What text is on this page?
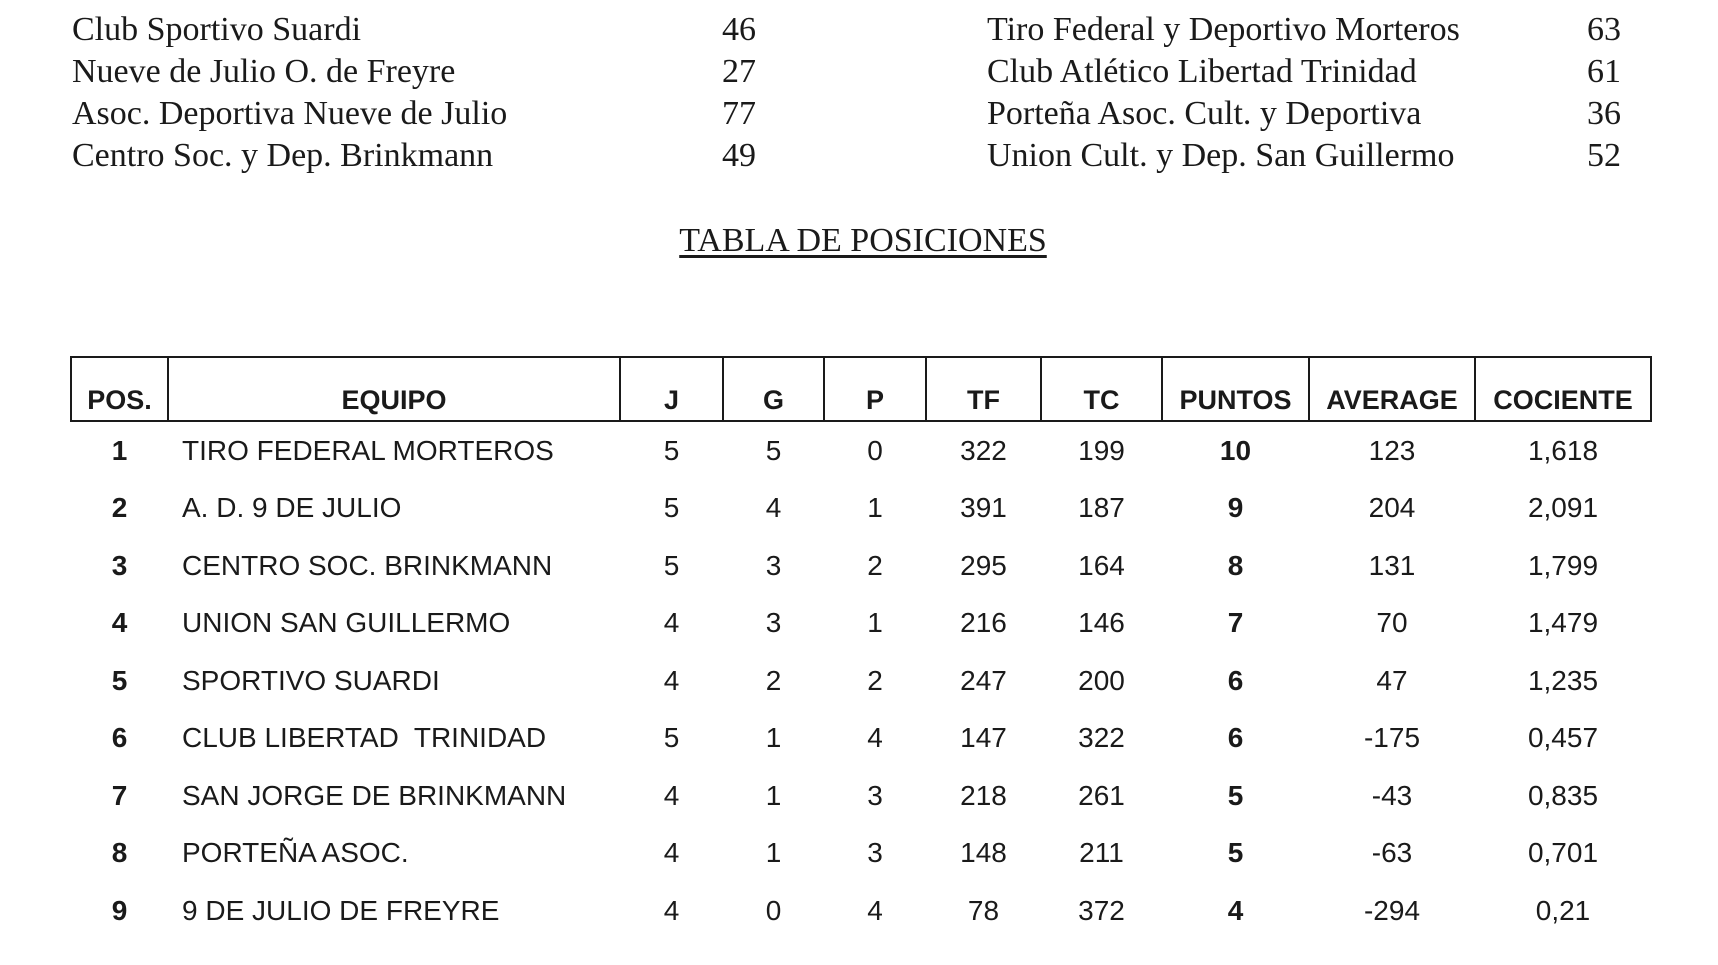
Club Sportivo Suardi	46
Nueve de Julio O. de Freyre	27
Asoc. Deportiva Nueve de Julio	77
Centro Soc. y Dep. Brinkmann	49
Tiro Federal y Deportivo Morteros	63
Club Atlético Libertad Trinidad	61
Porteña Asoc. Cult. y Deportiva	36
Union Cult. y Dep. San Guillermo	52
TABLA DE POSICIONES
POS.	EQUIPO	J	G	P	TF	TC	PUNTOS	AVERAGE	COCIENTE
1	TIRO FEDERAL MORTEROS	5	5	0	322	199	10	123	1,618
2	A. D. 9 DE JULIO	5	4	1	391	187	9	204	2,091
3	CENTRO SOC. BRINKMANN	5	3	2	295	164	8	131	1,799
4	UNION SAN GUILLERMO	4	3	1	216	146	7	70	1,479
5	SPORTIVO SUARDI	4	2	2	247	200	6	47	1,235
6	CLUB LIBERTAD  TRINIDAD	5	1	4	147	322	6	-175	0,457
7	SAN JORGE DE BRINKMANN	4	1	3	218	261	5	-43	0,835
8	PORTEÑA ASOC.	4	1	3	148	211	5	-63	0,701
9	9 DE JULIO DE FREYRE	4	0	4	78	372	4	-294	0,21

□ □ □ □

EXERCISE PROMPT — Write the records out again in full, exactly, and skip every picture.

THE COMPLETED TASK —
What text is on this page?
Club Sportivo Suardi	46
Nueve de Julio O. de Freyre	27
Asoc. Deportiva Nueve de Julio	77
Centro Soc. y Dep. Brinkmann	49
Tiro Federal y Deportivo Morteros	63
Club Atlético Libertad Trinidad	61
Porteña Asoc. Cult. y Deportiva	36
Union Cult. y Dep. San Guillermo	52
TABLA DE POSICIONES
POS.	EQUIPO	J	G	P	TF	TC	PUNTOS	AVERAGE	COCIENTE
1	TIRO FEDERAL MORTEROS	5	5	0	322	199	10	123	1,618
2	A. D. 9 DE JULIO	5	4	1	391	187	9	204	2,091
3	CENTRO SOC. BRINKMANN	5	3	2	295	164	8	131	1,799
4	UNION SAN GUILLERMO	4	3	1	216	146	7	70	1,479
5	SPORTIVO SUARDI	4	2	2	247	200	6	47	1,235
6	CLUB LIBERTAD  TRINIDAD	5	1	4	147	322	6	-175	0,457
7	SAN JORGE DE BRINKMANN	4	1	3	218	261	5	-43	0,835
8	PORTEÑA ASOC.	4	1	3	148	211	5	-63	0,701
9	9 DE JULIO DE FREYRE	4	0	4	78	372	4	-294	0,21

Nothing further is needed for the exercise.